— start INPUT —

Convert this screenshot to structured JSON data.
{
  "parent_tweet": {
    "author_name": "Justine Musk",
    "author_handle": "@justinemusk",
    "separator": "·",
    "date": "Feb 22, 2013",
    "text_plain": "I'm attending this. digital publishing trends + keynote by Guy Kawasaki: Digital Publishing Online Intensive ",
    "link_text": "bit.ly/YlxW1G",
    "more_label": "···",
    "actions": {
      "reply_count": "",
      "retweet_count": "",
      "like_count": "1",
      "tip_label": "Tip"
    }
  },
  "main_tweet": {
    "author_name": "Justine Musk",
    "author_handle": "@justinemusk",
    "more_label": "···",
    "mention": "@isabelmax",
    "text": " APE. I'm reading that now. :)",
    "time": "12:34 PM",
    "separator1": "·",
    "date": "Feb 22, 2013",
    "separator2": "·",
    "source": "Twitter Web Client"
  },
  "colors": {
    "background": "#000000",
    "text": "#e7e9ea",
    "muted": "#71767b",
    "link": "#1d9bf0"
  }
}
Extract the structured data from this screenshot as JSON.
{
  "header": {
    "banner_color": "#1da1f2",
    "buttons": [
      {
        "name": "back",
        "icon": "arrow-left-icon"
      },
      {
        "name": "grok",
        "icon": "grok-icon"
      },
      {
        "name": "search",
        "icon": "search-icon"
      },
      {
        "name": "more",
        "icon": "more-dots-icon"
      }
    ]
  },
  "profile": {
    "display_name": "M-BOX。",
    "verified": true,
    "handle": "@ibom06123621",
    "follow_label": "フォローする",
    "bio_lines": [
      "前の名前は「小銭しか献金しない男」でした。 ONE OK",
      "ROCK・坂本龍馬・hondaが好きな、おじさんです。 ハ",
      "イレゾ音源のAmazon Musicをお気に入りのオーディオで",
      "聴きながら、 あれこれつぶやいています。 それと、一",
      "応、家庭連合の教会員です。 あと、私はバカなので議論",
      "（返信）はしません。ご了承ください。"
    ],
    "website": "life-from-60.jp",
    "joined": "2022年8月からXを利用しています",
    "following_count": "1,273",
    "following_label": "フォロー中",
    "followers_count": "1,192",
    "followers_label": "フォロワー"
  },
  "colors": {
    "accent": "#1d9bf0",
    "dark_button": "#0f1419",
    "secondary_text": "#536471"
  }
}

— end INPUT —
— start INPUT —

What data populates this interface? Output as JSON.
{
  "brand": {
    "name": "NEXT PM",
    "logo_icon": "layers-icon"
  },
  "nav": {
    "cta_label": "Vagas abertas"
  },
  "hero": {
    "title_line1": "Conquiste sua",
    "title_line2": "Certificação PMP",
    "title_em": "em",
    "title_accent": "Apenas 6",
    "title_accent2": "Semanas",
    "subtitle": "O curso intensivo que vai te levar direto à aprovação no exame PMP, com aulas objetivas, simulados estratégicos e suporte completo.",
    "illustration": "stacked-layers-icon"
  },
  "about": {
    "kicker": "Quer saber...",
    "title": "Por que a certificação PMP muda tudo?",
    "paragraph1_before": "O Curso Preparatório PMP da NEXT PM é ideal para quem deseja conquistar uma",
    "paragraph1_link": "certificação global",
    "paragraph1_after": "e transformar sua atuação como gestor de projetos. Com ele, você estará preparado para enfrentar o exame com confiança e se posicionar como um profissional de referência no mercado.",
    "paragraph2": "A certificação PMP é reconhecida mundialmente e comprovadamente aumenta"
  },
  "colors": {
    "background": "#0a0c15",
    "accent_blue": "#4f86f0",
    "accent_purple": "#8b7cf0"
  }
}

— end INPUT —
— start INPUT —

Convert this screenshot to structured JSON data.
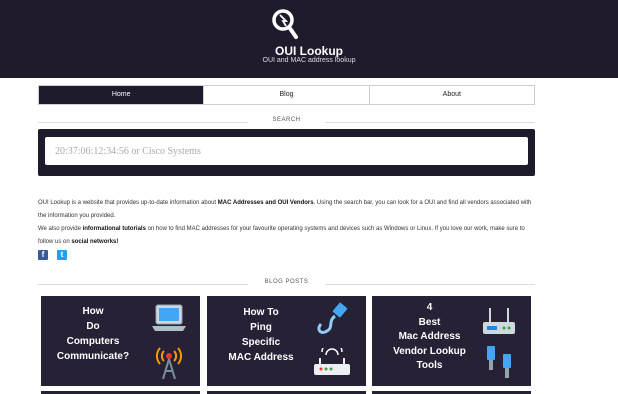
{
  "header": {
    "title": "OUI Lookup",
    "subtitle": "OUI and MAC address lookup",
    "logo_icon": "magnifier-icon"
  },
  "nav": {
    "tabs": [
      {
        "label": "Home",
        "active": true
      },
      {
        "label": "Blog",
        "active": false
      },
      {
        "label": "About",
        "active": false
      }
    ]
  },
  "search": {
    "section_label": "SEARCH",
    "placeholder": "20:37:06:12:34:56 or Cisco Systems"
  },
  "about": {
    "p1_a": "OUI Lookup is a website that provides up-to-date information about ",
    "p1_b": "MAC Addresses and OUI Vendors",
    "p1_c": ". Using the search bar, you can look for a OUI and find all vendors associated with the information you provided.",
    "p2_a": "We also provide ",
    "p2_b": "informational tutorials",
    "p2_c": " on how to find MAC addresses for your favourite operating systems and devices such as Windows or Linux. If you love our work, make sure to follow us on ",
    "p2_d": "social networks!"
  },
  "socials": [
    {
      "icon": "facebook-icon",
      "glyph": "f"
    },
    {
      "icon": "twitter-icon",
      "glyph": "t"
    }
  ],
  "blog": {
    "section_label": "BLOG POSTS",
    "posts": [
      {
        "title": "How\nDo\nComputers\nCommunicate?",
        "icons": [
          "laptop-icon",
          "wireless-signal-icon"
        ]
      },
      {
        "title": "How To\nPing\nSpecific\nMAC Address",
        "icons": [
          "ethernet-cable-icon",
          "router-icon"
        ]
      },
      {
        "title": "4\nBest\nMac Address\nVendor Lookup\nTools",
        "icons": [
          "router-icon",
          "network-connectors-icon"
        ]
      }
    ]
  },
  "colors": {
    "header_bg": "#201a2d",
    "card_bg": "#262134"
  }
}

— end INPUT —

▸ TASK INSTRUCTIONS:
Whichever lines contain the string "find", select and copy them.

▸ RESULT BELOW:
    "p1_c": ". Using the search bar, you can look for a OUI and find all vendors associated with the information you provided.",
    "p2_c": " on how to find MAC addresses for your favourite operating systems and devices such as Windows or Linux. If you love our work, make sure to follow us on ",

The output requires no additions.